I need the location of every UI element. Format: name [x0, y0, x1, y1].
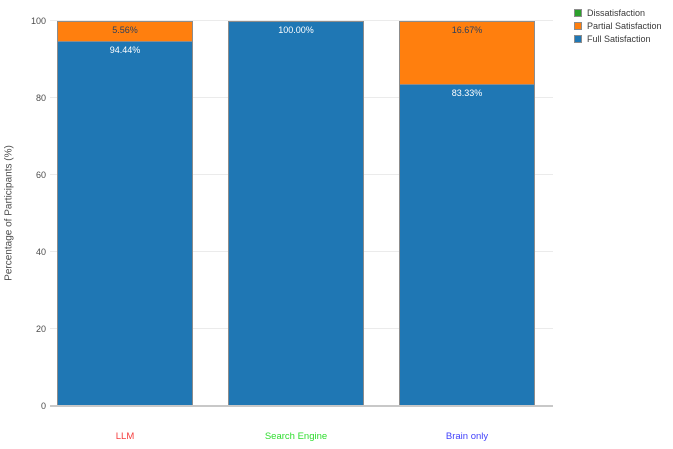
legend-item-partial-satisfaction[interactable]: Partial Satisfaction — [574, 19, 662, 32]
bar-segment-full-satisfaction[interactable]: 94.44% — [57, 42, 193, 406]
x-tick-label-llm: LLM — [115, 431, 135, 442]
bar-brain-only: 16.67% 83.33% — [399, 21, 535, 406]
x-axis-line — [50, 405, 553, 407]
gridline-100 — [50, 20, 553, 21]
legend-item-full-satisfaction[interactable]: Full Satisfaction — [574, 32, 662, 45]
bar-segment-partial-satisfaction[interactable]: 16.67% — [399, 21, 535, 86]
y-tick-label: 0 — [40, 401, 46, 411]
legend: Dissatisfaction Partial Satisfaction Full … — [574, 6, 662, 45]
y-axis-title: Percentage of Participants (%) — [3, 145, 15, 281]
bar-value-label: 5.56% — [112, 25, 138, 36]
legend-swatch-icon — [574, 34, 582, 43]
bar-value-label: 83.33% — [451, 88, 483, 99]
legend-label: Partial Satisfaction — [587, 20, 662, 31]
legend-label: Full Satisfaction — [587, 33, 651, 44]
bar-search-engine: 100.00% — [228, 21, 364, 406]
bar-value-label: 94.44% — [109, 45, 141, 56]
y-tick-label: 60 — [35, 170, 46, 180]
bar-value-label: 16.67% — [451, 25, 483, 36]
bar-segment-full-satisfaction[interactable]: 100.00% — [228, 21, 364, 406]
bar-value-label: 100.00% — [278, 25, 314, 35]
y-tick-label: 100 — [30, 16, 46, 26]
legend-swatch-icon — [574, 21, 582, 30]
legend-label: Dissatisfaction — [587, 7, 646, 18]
y-tick-label: 20 — [35, 324, 46, 334]
legend-swatch-icon — [574, 8, 582, 17]
bar-segment-full-satisfaction[interactable]: 83.33% — [399, 85, 535, 406]
x-tick-label-search-engine: Search Engine — [264, 431, 328, 442]
bar-llm: 5.56% 94.44% — [57, 21, 193, 406]
y-tick-label: 80 — [35, 93, 46, 103]
legend-item-dissatisfaction[interactable]: Dissatisfaction — [574, 6, 662, 19]
plot-area: 5.56% 94.44% 100.00% 16.67% 83.33% — [50, 20, 553, 407]
bar-segment-partial-satisfaction[interactable]: 5.56% — [57, 21, 193, 43]
y-tick-label: 40 — [35, 247, 46, 257]
x-tick-label-brain-only: Brain only — [445, 431, 489, 442]
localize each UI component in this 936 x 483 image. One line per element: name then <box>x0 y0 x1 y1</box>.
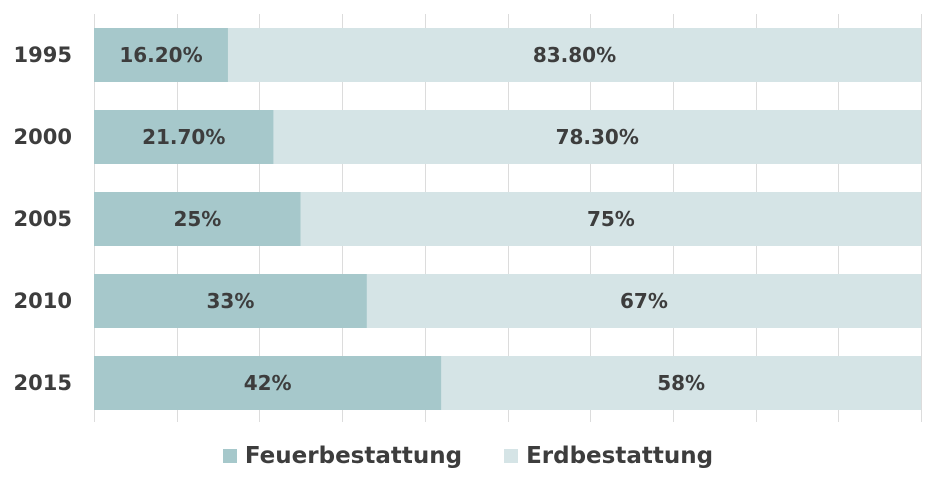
bar-erdbestattung-2000 <box>273 110 922 164</box>
category-label-2000: 2000 <box>14 125 72 149</box>
data-label-erdbestattung-2005: 75% <box>587 207 635 231</box>
data-label-erdbestattung-2010: 67% <box>620 289 668 313</box>
bar-feuerbestattung-1995 <box>94 28 228 82</box>
data-label-erdbestattung-2000: 78.30% <box>556 125 639 149</box>
category-label-2015: 2015 <box>14 371 72 395</box>
category-labels: 1995 2000 2005 2010 2015 <box>14 43 72 395</box>
bar-feuerbestattung-2005 <box>94 192 301 246</box>
legend-item-feuerbestattung: Feuerbestattung <box>222 443 463 469</box>
data-label-feuerbestattung-1995: 16.20% <box>119 43 202 67</box>
legend-label-erdbestattung: Erdbestattung <box>526 443 714 469</box>
bar-feuerbestattung-2000 <box>94 110 274 164</box>
category-label-2010: 2010 <box>14 289 72 313</box>
data-label-feuerbestattung-2005: 25% <box>173 207 221 231</box>
legend-swatch-erdbestattung <box>504 449 519 463</box>
data-label-erdbestattung-1995: 83.80% <box>533 43 616 67</box>
bars: 16.20% 83.80% 21.70% 78.30% 25% 75% 33% 67% 42% 5… <box>94 28 922 410</box>
bar-feuerbestattung-2010 <box>94 274 367 328</box>
legend: Feuerbestattung Erdbestattung <box>0 436 936 476</box>
legend-swatch-feuerbestattung <box>222 449 237 463</box>
legend-item-erdbestattung: Erdbestattung <box>504 443 713 469</box>
category-label-2005: 2005 <box>14 207 72 231</box>
bar-erdbestattung-2005 <box>300 192 921 246</box>
bar-erdbestattung-2010 <box>366 274 921 328</box>
legend-label-feuerbestattung: Feuerbestattung <box>244 443 463 469</box>
bar-erdbestattung-1995 <box>227 28 921 82</box>
bar-feuerbestattung-2015 <box>94 356 442 410</box>
category-label-1995: 1995 <box>14 43 72 67</box>
data-label-feuerbestattung-2015: 42% <box>244 371 292 395</box>
bar-erdbestattung-2015 <box>441 356 921 410</box>
data-label-feuerbestattung-2000: 21.70% <box>142 125 225 149</box>
data-label-feuerbestattung-2010: 33% <box>207 289 255 313</box>
data-label-erdbestattung-2015: 58% <box>657 371 705 395</box>
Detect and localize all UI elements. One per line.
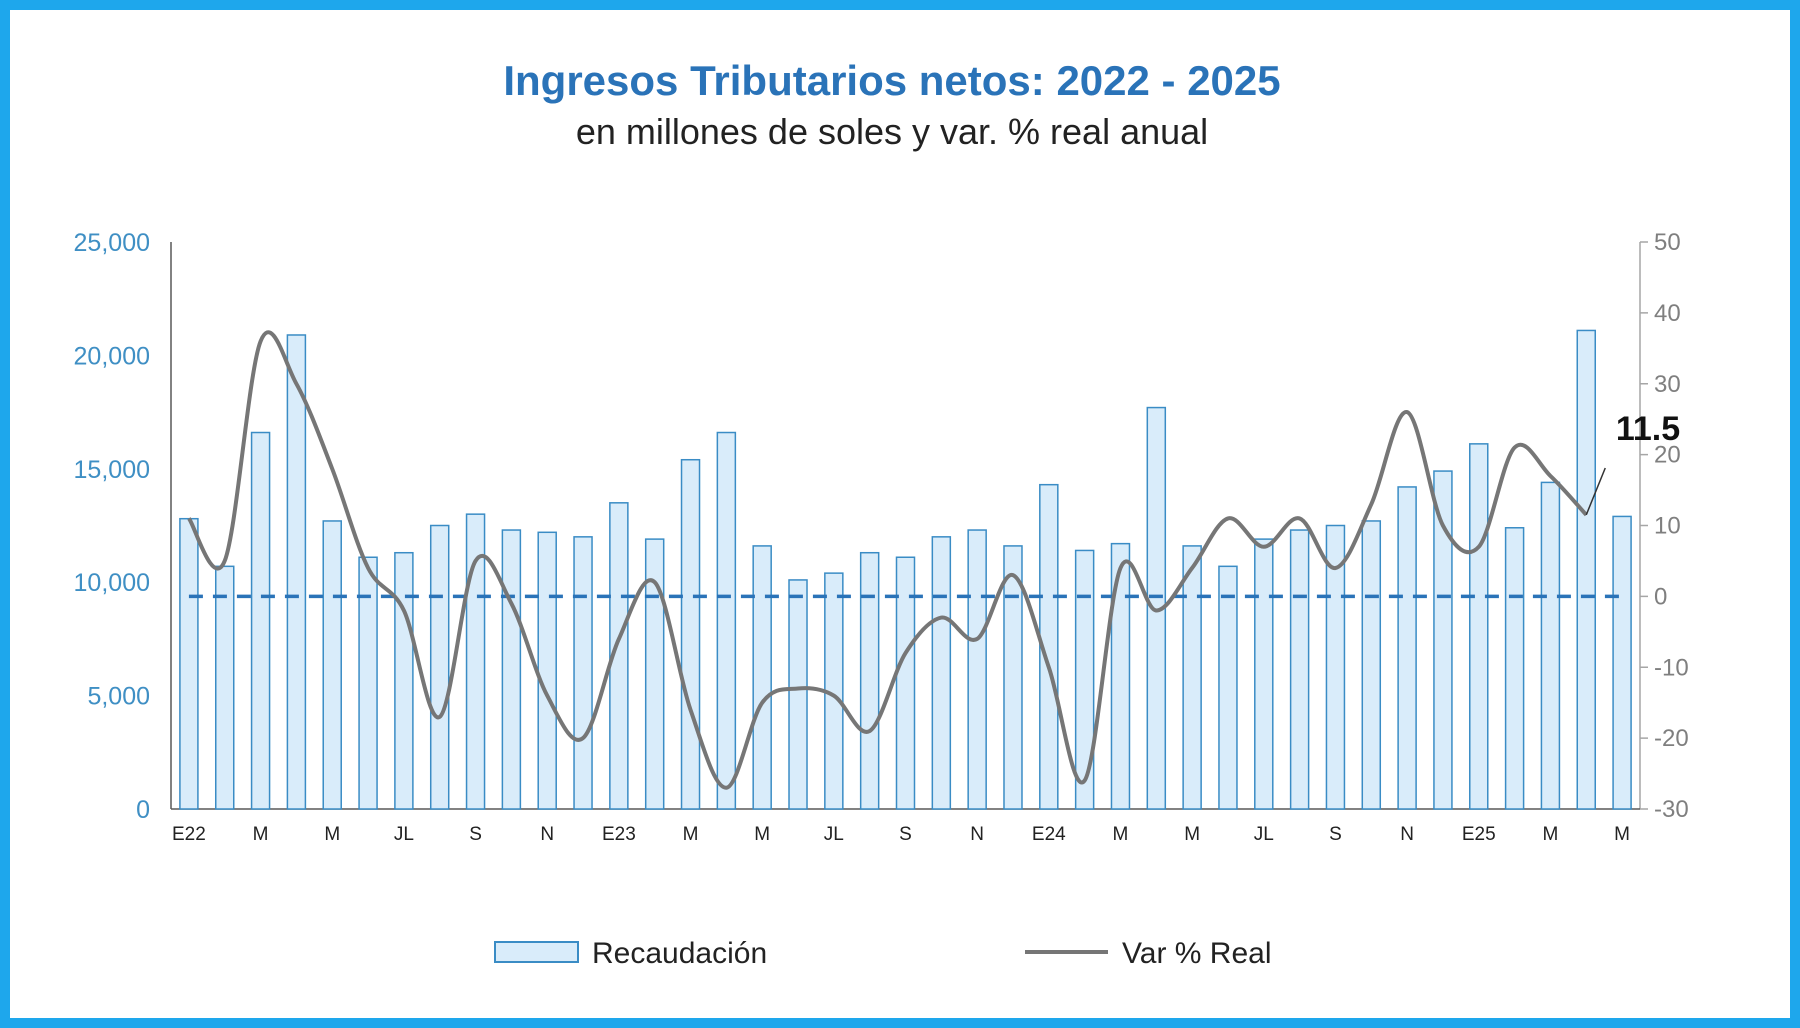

════════

Copy all of the material above line for line, leaving out the pictures.

I need the location of every UI element. Format: name [x0, y0, x1, y1].
legend-item-partial-satisfaction[interactable]: Partial Satisfaction — [574, 19, 662, 32]
bar-segment-full-satisfaction[interactable]: 94.44% — [57, 42, 193, 406]
x-tick-label-llm: LLM — [115, 431, 135, 442]
bar-brain-only: 16.67% 83.33% — [399, 21, 535, 406]
x-axis-line — [50, 405, 553, 407]
gridline-100 — [50, 20, 553, 21]
legend-item-full-satisfaction[interactable]: Full Satisfaction — [574, 32, 662, 45]
bar-segment-partial-satisfaction[interactable]: 16.67% — [399, 21, 535, 86]
y-tick-label: 0 — [40, 401, 46, 411]
legend: Dissatisfaction Partial Satisfaction Full … — [574, 6, 662, 45]
y-axis-title: Percentage of Participants (%) — [3, 145, 15, 281]
bar-value-label: 5.56% — [112, 25, 138, 36]
legend-swatch-icon — [574, 34, 582, 43]
bar-value-label: 83.33% — [451, 88, 483, 99]
legend-label: Partial Satisfaction — [587, 20, 662, 31]
legend-label: Full Satisfaction — [587, 33, 651, 44]
bar-search-engine: 100.00% — [228, 21, 364, 406]
bar-value-label: 94.44% — [109, 45, 141, 56]
y-tick-label: 60 — [35, 170, 46, 180]
bar-value-label: 16.67% — [451, 25, 483, 36]
bar-segment-full-satisfaction[interactable]: 100.00% — [228, 21, 364, 406]
bar-value-label: 100.00% — [278, 25, 314, 35]
y-tick-label: 100 — [30, 16, 46, 26]
legend-swatch-icon — [574, 21, 582, 30]
legend-label: Dissatisfaction — [587, 7, 646, 18]
y-tick-label: 20 — [35, 324, 46, 334]
legend-swatch-icon — [574, 8, 582, 17]
bar-segment-full-satisfaction[interactable]: 83.33% — [399, 85, 535, 406]
x-tick-label-search-engine: Search Engine — [264, 431, 328, 442]
bar-llm: 5.56% 94.44% — [57, 21, 193, 406]
y-tick-label: 80 — [35, 93, 46, 103]
legend-item-dissatisfaction[interactable]: Dissatisfaction — [574, 6, 662, 19]
plot-area: 5.56% 94.44% 100.00% 16.67% 83.33% — [50, 20, 553, 407]
bar-segment-partial-satisfaction[interactable]: 5.56% — [57, 21, 193, 43]
y-tick-label: 40 — [35, 247, 46, 257]
x-tick-label-brain-only: Brain only — [445, 431, 489, 442]
localize each UI component in this 936 x 483 image. One line per element: name then <box>x0 y0 x1 y1</box>.
bar-erdbestattung-2000 <box>273 110 922 164</box>
category-label-2000: 2000 <box>14 125 72 149</box>
data-label-erdbestattung-2005: 75% <box>587 207 635 231</box>
data-label-erdbestattung-2010: 67% <box>620 289 668 313</box>
bar-feuerbestattung-1995 <box>94 28 228 82</box>
data-label-erdbestattung-2000: 78.30% <box>556 125 639 149</box>
category-label-2015: 2015 <box>14 371 72 395</box>
category-labels: 1995 2000 2005 2010 2015 <box>14 43 72 395</box>
bar-feuerbestattung-2005 <box>94 192 301 246</box>
legend-item-feuerbestattung: Feuerbestattung <box>222 443 463 469</box>
data-label-feuerbestattung-1995: 16.20% <box>119 43 202 67</box>
legend-label-erdbestattung: Erdbestattung <box>526 443 714 469</box>
bar-feuerbestattung-2000 <box>94 110 274 164</box>
category-label-2010: 2010 <box>14 289 72 313</box>
data-label-feuerbestattung-2005: 25% <box>173 207 221 231</box>
legend-swatch-erdbestattung <box>504 449 519 463</box>
data-label-erdbestattung-1995: 83.80% <box>533 43 616 67</box>
bars: 16.20% 83.80% 21.70% 78.30% 25% 75% 33% 67% 42% 5… <box>94 28 922 410</box>
bar-feuerbestattung-2010 <box>94 274 367 328</box>
legend: Feuerbestattung Erdbestattung <box>0 436 936 476</box>
legend-swatch-feuerbestattung <box>222 449 237 463</box>
legend-item-erdbestattung: Erdbestattung <box>504 443 713 469</box>
category-label-2005: 2005 <box>14 207 72 231</box>
bar-erdbestattung-2005 <box>300 192 921 246</box>
bar-erdbestattung-2010 <box>366 274 921 328</box>
legend-label-feuerbestattung: Feuerbestattung <box>244 443 463 469</box>
bar-erdbestattung-1995 <box>227 28 921 82</box>
bar-feuerbestattung-2015 <box>94 356 442 410</box>
category-label-1995: 1995 <box>14 43 72 67</box>
data-label-feuerbestattung-2015: 42% <box>244 371 292 395</box>
bar-erdbestattung-2015 <box>441 356 921 410</box>
data-label-feuerbestattung-2000: 21.70% <box>142 125 225 149</box>
data-label-feuerbestattung-2010: 33% <box>207 289 255 313</box>
data-label-erdbestattung-2015: 58% <box>657 371 705 395</box>
Detect and localize all UI elements. One per line.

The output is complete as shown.